- _GIVEN INSTRUCTION_: Copy the passage on Assad's public appearance and Syria's civil war word for word, from "Assad, battling a" up to and including "minister and brother-in-law.".

Assad, battling a 17-month-old uprising against 42 years of rule by his family, was accompanied by his prime minister and foreign minister but not his vice president, Farouq al-Shara, whose reported defection was denied the previous day.

His administration shaken by the July 18 attack and defections including that of his last prime minister, Assad’s recent appearances had been restricted to state television footage of him during official business. Most recently, he was shown swearing in the new prime minister a week ago.

Syria’s civil war has intensified since the audacious attack that killed members of Assad’s long inaccessible inner circle including his defense minister and brother-in-law.

With diplomatic efforts to end the war hampered by divisions between world powers and inter-Arab rivalries, Syria faces an unabating conflict that threatens to destabilize the Middle East with its sectarian reverberations, pitting a mainly Sunni Muslim opposition against the Alawite minority to which Assad belongs.

In the footage broadcast on Sunday, Assad sat cross-legged during a sermon in which Syria was described as the victim of terrorism and a conspiracy hatched by the United States, Israel, the West and Arab states but which would not “defeat our Islam, our ideology and our determination in Syria”.

Eid prayers mark the end of the Islamic holy month of Ramadan.

- _SUPPLIED MATERIAL_:
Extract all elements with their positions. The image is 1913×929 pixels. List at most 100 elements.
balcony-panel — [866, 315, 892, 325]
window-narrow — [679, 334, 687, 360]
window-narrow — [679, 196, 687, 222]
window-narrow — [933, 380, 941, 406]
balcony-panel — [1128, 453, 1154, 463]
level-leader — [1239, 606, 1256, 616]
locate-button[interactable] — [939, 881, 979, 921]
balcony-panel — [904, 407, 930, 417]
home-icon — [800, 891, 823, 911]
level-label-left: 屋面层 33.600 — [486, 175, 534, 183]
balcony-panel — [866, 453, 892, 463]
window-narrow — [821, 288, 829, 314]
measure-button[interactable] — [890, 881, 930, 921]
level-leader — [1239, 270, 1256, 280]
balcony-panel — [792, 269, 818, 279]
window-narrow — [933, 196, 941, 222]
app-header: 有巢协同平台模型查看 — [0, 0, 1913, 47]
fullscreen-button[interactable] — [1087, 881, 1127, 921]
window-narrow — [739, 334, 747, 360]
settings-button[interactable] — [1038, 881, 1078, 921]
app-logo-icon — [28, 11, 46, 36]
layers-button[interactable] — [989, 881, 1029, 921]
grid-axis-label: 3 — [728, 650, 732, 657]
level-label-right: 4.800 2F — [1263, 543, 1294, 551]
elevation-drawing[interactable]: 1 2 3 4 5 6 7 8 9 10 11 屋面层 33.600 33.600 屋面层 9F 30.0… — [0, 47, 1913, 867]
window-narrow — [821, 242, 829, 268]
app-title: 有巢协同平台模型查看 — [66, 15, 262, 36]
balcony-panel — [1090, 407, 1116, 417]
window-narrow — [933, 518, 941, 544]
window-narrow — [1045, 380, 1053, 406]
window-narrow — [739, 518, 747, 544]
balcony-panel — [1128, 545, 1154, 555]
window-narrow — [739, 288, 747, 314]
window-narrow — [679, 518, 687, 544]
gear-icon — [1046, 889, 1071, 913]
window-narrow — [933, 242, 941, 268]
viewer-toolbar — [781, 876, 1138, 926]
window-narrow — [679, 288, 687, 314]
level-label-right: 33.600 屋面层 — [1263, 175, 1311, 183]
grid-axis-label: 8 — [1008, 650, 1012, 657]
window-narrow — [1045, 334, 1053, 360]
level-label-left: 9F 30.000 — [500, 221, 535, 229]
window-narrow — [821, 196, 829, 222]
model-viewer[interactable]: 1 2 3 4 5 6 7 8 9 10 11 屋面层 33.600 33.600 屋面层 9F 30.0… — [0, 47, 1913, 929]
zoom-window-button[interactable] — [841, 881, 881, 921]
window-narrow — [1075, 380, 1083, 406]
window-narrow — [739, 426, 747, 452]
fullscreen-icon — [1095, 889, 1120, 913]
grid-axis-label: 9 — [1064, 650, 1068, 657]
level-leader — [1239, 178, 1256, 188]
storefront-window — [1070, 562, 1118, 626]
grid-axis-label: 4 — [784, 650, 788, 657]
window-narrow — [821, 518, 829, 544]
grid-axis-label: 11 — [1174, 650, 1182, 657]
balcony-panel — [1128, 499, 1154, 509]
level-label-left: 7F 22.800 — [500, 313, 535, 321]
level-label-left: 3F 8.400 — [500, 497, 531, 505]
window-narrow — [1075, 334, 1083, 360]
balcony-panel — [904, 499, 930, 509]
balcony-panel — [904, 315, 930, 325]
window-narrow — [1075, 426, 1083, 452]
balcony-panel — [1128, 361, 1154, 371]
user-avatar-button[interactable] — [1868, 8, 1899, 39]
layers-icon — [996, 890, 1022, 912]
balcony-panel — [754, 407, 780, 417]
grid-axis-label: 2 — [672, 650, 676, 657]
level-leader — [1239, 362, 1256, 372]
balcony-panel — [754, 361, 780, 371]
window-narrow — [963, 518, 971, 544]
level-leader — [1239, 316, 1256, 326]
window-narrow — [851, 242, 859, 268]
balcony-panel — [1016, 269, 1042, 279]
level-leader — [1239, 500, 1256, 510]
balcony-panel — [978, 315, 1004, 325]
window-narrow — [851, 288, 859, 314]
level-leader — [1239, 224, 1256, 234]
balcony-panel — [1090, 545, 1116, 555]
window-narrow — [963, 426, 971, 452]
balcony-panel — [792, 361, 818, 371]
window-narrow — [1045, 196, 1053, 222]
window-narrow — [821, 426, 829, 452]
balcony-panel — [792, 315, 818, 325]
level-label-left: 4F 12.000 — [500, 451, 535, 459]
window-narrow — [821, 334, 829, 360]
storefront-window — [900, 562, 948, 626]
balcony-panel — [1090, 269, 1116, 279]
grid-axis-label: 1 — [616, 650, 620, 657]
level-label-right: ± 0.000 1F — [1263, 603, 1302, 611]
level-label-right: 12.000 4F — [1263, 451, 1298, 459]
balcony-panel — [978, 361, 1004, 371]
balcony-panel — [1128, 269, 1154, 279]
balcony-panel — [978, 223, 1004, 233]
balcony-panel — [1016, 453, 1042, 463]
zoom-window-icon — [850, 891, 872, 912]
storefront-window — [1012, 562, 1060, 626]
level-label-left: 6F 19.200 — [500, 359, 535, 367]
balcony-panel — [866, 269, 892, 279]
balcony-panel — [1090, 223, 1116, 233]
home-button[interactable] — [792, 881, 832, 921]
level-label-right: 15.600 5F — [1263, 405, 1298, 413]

- _SOLUTION_:
Assad, battling a 17-month-old uprising against 42 years of rule by his family, was accompanied by his prime minister and foreign minister but not his vice president, Farouq al-Shara, whose reported defection was denied the previous day.

His administration shaken by the July 18 attack and defections including that of his last prime minister, Assad’s recent appearances had been restricted to state television footage of him during official business. Most recently, he was shown swearing in the new prime minister a week ago.

Syria’s civil war has intensified since the audacious attack that killed members of Assad’s long inaccessible inner circle including his defense minister and brother-in-law.